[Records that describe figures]
* Start *
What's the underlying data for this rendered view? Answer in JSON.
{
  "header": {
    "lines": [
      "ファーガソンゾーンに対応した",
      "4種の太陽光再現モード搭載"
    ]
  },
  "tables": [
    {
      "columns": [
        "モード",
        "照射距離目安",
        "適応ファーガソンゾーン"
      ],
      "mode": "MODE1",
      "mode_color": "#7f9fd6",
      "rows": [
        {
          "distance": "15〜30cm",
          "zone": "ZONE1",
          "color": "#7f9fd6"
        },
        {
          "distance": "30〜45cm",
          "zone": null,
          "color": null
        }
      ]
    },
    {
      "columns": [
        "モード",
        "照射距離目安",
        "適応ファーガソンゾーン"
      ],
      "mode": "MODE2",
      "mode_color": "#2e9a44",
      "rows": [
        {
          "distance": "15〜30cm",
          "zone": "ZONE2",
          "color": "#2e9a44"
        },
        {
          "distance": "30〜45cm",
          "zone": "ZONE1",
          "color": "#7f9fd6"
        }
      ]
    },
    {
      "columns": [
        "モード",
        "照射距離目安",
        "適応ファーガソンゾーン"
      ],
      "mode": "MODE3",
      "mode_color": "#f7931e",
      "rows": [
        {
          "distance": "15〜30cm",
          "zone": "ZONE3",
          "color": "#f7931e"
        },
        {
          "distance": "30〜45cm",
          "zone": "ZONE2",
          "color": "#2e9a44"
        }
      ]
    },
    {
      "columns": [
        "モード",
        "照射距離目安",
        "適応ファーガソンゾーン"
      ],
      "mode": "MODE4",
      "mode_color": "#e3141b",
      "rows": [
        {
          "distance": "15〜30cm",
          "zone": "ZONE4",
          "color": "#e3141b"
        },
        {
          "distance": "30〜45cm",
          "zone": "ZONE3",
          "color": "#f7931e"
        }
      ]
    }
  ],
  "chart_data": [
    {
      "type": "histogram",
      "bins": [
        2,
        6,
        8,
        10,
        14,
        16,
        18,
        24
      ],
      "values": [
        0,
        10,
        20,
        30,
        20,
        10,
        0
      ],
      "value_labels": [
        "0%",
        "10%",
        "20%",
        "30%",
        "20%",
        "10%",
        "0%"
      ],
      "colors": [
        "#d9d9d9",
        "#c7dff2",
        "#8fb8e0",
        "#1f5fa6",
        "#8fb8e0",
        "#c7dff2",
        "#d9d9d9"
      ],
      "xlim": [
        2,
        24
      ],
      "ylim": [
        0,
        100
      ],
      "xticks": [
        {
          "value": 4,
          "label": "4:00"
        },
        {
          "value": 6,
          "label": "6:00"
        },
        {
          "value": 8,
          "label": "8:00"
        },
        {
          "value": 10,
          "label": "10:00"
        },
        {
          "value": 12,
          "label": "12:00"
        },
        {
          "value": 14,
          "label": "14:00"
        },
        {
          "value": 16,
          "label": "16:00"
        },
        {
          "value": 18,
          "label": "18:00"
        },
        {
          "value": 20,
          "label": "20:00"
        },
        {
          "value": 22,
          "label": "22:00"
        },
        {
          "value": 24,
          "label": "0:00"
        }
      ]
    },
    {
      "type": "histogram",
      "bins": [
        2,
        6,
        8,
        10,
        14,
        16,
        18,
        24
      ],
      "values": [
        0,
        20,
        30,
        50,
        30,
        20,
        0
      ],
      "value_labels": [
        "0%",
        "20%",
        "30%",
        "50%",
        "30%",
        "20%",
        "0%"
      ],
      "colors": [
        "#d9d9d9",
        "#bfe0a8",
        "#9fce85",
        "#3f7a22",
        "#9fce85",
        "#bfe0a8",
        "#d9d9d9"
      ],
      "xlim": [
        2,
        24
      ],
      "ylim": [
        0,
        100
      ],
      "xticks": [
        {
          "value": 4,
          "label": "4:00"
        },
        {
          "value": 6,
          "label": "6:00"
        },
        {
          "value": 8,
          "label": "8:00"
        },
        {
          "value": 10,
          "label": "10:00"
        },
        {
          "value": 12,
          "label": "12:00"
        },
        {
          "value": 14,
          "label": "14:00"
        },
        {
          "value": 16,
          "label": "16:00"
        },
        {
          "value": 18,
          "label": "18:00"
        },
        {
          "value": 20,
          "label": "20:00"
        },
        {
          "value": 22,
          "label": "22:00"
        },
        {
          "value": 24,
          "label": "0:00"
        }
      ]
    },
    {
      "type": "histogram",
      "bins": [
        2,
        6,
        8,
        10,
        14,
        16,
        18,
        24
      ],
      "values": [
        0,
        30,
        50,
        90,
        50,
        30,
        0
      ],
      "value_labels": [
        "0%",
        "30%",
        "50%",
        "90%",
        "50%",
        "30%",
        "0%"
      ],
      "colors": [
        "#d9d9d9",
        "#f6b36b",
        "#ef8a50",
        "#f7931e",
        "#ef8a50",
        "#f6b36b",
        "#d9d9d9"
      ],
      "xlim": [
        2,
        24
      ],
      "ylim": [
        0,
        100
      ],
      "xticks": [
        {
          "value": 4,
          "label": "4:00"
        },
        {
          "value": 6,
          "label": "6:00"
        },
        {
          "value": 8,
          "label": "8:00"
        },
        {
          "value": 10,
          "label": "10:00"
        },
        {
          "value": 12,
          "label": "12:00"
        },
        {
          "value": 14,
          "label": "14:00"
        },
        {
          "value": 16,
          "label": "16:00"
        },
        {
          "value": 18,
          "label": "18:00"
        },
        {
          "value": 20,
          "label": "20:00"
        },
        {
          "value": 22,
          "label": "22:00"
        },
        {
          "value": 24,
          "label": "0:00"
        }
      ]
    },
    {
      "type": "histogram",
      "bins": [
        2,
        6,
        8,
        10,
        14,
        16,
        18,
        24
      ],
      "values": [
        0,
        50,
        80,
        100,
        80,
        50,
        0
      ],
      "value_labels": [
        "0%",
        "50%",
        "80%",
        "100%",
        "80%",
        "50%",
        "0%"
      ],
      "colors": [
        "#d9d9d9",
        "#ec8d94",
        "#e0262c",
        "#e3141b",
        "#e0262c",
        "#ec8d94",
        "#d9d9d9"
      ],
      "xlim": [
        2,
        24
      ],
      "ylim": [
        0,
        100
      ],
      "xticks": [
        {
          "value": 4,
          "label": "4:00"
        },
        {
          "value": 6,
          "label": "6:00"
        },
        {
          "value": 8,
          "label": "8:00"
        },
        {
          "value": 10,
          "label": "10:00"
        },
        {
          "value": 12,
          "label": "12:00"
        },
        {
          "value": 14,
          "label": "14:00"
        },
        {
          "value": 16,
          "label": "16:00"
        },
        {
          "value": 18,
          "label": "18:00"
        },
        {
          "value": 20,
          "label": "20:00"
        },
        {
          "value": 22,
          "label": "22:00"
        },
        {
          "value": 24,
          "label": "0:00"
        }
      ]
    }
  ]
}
* End *
What needs to be done: Please copy out each record, character for character.

Exercise result:
What's the underlying data for this rendered view? Answer in JSON.
{
  "header": {
    "lines": [
      "ファーガソンゾーンに対応した",
      "4種の太陽光再現モード搭載"
    ]
  },
  "tables": [
    {
      "columns": [
        "モード",
        "照射距離目安",
        "適応ファーガソンゾーン"
      ],
      "mode": "MODE1",
      "mode_color": "#7f9fd6",
      "rows": [
        {
          "distance": "15〜30cm",
          "zone": "ZONE1",
          "color": "#7f9fd6"
        },
        {
          "distance": "30〜45cm",
          "zone": null,
          "color": null
        }
      ]
    },
    {
      "columns": [
        "モード",
        "照射距離目安",
        "適応ファーガソンゾーン"
      ],
      "mode": "MODE2",
      "mode_color": "#2e9a44",
      "rows": [
        {
          "distance": "15〜30cm",
          "zone": "ZONE2",
          "color": "#2e9a44"
        },
        {
          "distance": "30〜45cm",
          "zone": "ZONE1",
          "color": "#7f9fd6"
        }
      ]
    },
    {
      "columns": [
        "モード",
        "照射距離目安",
        "適応ファーガソンゾーン"
      ],
      "mode": "MODE3",
      "mode_color": "#f7931e",
      "rows": [
        {
          "distance": "15〜30cm",
          "zone": "ZONE3",
          "color": "#f7931e"
        },
        {
          "distance": "30〜45cm",
          "zone": "ZONE2",
          "color": "#2e9a44"
        }
      ]
    },
    {
      "columns": [
        "モード",
        "照射距離目安",
        "適応ファーガソンゾーン"
      ],
      "mode": "MODE4",
      "mode_color": "#e3141b",
      "rows": [
        {
          "distance": "15〜30cm",
          "zone": "ZONE4",
          "color": "#e3141b"
        },
        {
          "distance": "30〜45cm",
          "zone": "ZONE3",
          "color": "#f7931e"
        }
      ]
    }
  ],
  "chart_data": [
    {
      "type": "histogram",
      "bins": [
        2,
        6,
        8,
        10,
        14,
        16,
        18,
        24
      ],
      "values": [
        0,
        10,
        20,
        30,
        20,
        10,
        0
      ],
      "value_labels": [
        "0%",
        "10%",
        "20%",
        "30%",
        "20%",
        "10%",
        "0%"
      ],
      "colors": [
        "#d9d9d9",
        "#c7dff2",
        "#8fb8e0",
        "#1f5fa6",
        "#8fb8e0",
        "#c7dff2",
        "#d9d9d9"
      ],
      "xlim": [
        2,
        24
      ],
      "ylim": [
        0,
        100
      ],
      "xticks": [
        {
          "value": 4,
          "label": "4:00"
        },
        {
          "value": 6,
          "label": "6:00"
        },
        {
          "value": 8,
          "label": "8:00"
        },
        {
          "value": 10,
          "label": "10:00"
        },
        {
          "value": 12,
          "label": "12:00"
        },
        {
          "value": 14,
          "label": "14:00"
        },
        {
          "value": 16,
          "label": "16:00"
        },
        {
          "value": 18,
          "label": "18:00"
        },
        {
          "value": 20,
          "label": "20:00"
        },
        {
          "value": 22,
          "label": "22:00"
        },
        {
          "value": 24,
          "label": "0:00"
        }
      ]
    },
    {
      "type": "histogram",
      "bins": [
        2,
        6,
        8,
        10,
        14,
        16,
        18,
        24
      ],
      "values": [
        0,
        20,
        30,
        50,
        30,
        20,
        0
      ],
      "value_labels": [
        "0%",
        "20%",
        "30%",
        "50%",
        "30%",
        "20%",
        "0%"
      ],
      "colors": [
        "#d9d9d9",
        "#bfe0a8",
        "#9fce85",
        "#3f7a22",
        "#9fce85",
        "#bfe0a8",
        "#d9d9d9"
      ],
      "xlim": [
        2,
        24
      ],
      "ylim": [
        0,
        100
      ],
      "xticks": [
        {
          "value": 4,
          "label": "4:00"
        },
        {
          "value": 6,
          "label": "6:00"
        },
        {
          "value": 8,
          "label": "8:00"
        },
        {
          "value": 10,
          "label": "10:00"
        },
        {
          "value": 12,
          "label": "12:00"
        },
        {
          "value": 14,
          "label": "14:00"
        },
        {
          "value": 16,
          "label": "16:00"
        },
        {
          "value": 18,
          "label": "18:00"
        },
        {
          "value": 20,
          "label": "20:00"
        },
        {
          "value": 22,
          "label": "22:00"
        },
        {
          "value": 24,
          "label": "0:00"
        }
      ]
    },
    {
      "type": "histogram",
      "bins": [
        2,
        6,
        8,
        10,
        14,
        16,
        18,
        24
      ],
      "values": [
        0,
        30,
        50,
        90,
        50,
        30,
        0
      ],
      "value_labels": [
        "0%",
        "30%",
        "50%",
        "90%",
        "50%",
        "30%",
        "0%"
      ],
      "colors": [
        "#d9d9d9",
        "#f6b36b",
        "#ef8a50",
        "#f7931e",
        "#ef8a50",
        "#f6b36b",
        "#d9d9d9"
      ],
      "xlim": [
        2,
        24
      ],
      "ylim": [
        0,
        100
      ],
      "xticks": [
        {
          "value": 4,
          "label": "4:00"
        },
        {
          "value": 6,
          "label": "6:00"
        },
        {
          "value": 8,
          "label": "8:00"
        },
        {
          "value": 10,
          "label": "10:00"
        },
        {
          "value": 12,
          "label": "12:00"
        },
        {
          "value": 14,
          "label": "14:00"
        },
        {
          "value": 16,
          "label": "16:00"
        },
        {
          "value": 18,
          "label": "18:00"
        },
        {
          "value": 20,
          "label": "20:00"
        },
        {
          "value": 22,
          "label": "22:00"
        },
        {
          "value": 24,
          "label": "0:00"
        }
      ]
    },
    {
      "type": "histogram",
      "bins": [
        2,
        6,
        8,
        10,
        14,
        16,
        18,
        24
      ],
      "values": [
        0,
        50,
        80,
        100,
        80,
        50,
        0
      ],
      "value_labels": [
        "0%",
        "50%",
        "80%",
        "100%",
        "80%",
        "50%",
        "0%"
      ],
      "colors": [
        "#d9d9d9",
        "#ec8d94",
        "#e0262c",
        "#e3141b",
        "#e0262c",
        "#ec8d94",
        "#d9d9d9"
      ],
      "xlim": [
        2,
        24
      ],
      "ylim": [
        0,
        100
      ],
      "xticks": [
        {
          "value": 4,
          "label": "4:00"
        },
        {
          "value": 6,
          "label": "6:00"
        },
        {
          "value": 8,
          "label": "8:00"
        },
        {
          "value": 10,
          "label": "10:00"
        },
        {
          "value": 12,
          "label": "12:00"
        },
        {
          "value": 14,
          "label": "14:00"
        },
        {
          "value": 16,
          "label": "16:00"
        },
        {
          "value": 18,
          "label": "18:00"
        },
        {
          "value": 20,
          "label": "20:00"
        },
        {
          "value": 22,
          "label": "22:00"
        },
        {
          "value": 24,
          "label": "0:00"
        }
      ]
    }
  ]
}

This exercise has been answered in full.